Your goal :: Lines that include the word "this" are the ones to copy.

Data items
start
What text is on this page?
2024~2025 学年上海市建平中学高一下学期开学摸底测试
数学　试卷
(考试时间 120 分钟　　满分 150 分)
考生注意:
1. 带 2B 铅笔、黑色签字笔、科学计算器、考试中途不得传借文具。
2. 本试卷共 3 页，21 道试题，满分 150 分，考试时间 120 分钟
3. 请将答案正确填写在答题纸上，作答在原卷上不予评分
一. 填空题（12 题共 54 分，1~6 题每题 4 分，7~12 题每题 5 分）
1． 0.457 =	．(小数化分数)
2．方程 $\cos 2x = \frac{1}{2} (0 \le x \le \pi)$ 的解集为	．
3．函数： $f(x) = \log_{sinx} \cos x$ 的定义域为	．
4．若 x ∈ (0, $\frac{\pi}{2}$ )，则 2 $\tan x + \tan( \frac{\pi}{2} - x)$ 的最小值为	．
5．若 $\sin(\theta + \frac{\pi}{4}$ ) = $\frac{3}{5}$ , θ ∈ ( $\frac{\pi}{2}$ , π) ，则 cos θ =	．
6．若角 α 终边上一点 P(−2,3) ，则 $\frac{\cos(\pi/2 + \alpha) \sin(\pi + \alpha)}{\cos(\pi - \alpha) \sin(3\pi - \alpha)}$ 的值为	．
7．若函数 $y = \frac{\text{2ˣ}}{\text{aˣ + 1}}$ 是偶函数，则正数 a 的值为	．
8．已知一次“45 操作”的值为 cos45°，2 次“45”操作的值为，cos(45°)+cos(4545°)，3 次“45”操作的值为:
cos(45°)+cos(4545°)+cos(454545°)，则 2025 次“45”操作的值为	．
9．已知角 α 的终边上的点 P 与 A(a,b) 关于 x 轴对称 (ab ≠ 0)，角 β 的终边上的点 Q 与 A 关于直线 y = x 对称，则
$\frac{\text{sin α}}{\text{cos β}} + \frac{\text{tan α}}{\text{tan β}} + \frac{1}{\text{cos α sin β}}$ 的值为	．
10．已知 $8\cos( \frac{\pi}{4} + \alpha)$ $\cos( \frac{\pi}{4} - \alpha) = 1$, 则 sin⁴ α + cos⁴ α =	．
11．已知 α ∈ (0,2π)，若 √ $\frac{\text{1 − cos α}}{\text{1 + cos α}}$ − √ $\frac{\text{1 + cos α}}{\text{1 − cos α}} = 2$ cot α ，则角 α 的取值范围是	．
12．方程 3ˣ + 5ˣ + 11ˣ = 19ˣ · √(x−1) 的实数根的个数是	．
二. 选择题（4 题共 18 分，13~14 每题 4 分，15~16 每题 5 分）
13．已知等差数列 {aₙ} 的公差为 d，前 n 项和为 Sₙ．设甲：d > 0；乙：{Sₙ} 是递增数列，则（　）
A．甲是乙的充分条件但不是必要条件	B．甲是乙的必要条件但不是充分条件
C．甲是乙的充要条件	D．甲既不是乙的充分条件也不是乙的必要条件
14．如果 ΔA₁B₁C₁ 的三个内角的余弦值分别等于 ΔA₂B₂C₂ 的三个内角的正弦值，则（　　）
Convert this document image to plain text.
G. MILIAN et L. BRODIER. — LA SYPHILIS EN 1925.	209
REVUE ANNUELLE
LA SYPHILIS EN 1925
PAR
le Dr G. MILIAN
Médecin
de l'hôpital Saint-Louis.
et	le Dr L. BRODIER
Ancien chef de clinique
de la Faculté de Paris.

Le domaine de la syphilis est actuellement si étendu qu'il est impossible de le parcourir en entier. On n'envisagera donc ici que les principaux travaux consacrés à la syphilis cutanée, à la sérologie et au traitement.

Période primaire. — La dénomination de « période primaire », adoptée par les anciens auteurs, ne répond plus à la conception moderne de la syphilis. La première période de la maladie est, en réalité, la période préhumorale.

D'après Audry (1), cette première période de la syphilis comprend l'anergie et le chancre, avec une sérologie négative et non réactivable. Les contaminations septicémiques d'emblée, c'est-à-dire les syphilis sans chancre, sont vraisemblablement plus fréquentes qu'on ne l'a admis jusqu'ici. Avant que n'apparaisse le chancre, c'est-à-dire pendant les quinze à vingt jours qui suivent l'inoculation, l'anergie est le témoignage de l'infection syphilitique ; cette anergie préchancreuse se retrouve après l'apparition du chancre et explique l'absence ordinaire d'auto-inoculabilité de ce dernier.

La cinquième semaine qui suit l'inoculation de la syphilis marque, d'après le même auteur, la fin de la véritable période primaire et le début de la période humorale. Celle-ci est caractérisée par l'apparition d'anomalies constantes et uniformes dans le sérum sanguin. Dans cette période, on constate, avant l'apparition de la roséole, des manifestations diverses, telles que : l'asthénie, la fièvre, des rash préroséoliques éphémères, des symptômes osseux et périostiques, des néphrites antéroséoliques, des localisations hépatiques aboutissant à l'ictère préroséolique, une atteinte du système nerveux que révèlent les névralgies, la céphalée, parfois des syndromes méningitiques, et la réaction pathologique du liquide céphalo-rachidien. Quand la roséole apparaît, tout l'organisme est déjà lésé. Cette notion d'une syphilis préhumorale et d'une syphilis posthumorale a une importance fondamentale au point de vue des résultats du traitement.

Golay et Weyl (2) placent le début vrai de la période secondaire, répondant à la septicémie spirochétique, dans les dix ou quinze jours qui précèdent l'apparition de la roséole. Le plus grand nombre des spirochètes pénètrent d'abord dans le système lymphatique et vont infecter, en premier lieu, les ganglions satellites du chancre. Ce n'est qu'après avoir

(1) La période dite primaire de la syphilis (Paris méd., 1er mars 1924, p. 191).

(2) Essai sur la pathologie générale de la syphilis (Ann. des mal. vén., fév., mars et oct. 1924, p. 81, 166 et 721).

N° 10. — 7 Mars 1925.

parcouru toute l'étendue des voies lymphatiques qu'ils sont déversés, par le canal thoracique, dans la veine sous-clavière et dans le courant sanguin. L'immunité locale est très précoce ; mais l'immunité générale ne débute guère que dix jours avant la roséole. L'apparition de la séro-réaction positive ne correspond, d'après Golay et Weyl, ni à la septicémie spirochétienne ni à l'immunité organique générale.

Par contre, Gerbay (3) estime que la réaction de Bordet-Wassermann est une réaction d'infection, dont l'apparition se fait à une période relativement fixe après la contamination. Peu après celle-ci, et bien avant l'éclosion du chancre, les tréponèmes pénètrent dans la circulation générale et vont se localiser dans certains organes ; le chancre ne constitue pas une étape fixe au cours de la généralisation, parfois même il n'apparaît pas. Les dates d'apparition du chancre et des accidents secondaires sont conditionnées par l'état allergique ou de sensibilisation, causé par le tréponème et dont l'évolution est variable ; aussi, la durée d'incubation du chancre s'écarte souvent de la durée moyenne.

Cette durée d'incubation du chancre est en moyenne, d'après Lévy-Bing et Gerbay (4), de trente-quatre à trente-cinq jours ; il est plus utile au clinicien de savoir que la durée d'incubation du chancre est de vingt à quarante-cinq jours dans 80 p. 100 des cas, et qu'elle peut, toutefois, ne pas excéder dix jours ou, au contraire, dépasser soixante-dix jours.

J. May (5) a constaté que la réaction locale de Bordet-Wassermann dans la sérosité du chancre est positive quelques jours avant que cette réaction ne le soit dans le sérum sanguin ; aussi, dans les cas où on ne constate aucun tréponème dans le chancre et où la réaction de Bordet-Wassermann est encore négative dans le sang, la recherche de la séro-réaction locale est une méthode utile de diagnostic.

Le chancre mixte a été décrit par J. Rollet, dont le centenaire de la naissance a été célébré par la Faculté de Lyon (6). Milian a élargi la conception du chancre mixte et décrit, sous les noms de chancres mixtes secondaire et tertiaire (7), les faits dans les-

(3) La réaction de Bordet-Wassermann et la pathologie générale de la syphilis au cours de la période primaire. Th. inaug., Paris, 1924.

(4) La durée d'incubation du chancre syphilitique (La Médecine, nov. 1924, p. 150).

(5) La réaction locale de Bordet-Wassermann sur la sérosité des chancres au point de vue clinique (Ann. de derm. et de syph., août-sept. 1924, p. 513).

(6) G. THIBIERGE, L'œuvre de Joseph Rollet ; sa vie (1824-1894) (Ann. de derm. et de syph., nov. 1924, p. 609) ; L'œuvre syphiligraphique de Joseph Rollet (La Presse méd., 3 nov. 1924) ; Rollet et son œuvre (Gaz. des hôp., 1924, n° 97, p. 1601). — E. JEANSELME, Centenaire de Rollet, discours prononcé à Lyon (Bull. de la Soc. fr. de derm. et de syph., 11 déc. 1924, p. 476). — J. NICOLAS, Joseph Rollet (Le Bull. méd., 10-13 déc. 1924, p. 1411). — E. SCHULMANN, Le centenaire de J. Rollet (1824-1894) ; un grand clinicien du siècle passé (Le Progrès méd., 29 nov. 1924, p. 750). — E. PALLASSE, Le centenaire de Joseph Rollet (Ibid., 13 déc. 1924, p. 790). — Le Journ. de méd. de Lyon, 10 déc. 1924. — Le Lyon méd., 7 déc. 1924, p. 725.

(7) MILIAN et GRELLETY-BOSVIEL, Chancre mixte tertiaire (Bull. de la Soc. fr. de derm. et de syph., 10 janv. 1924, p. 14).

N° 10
end
Response ::
What text is on this page?
Convert this document image to plain text.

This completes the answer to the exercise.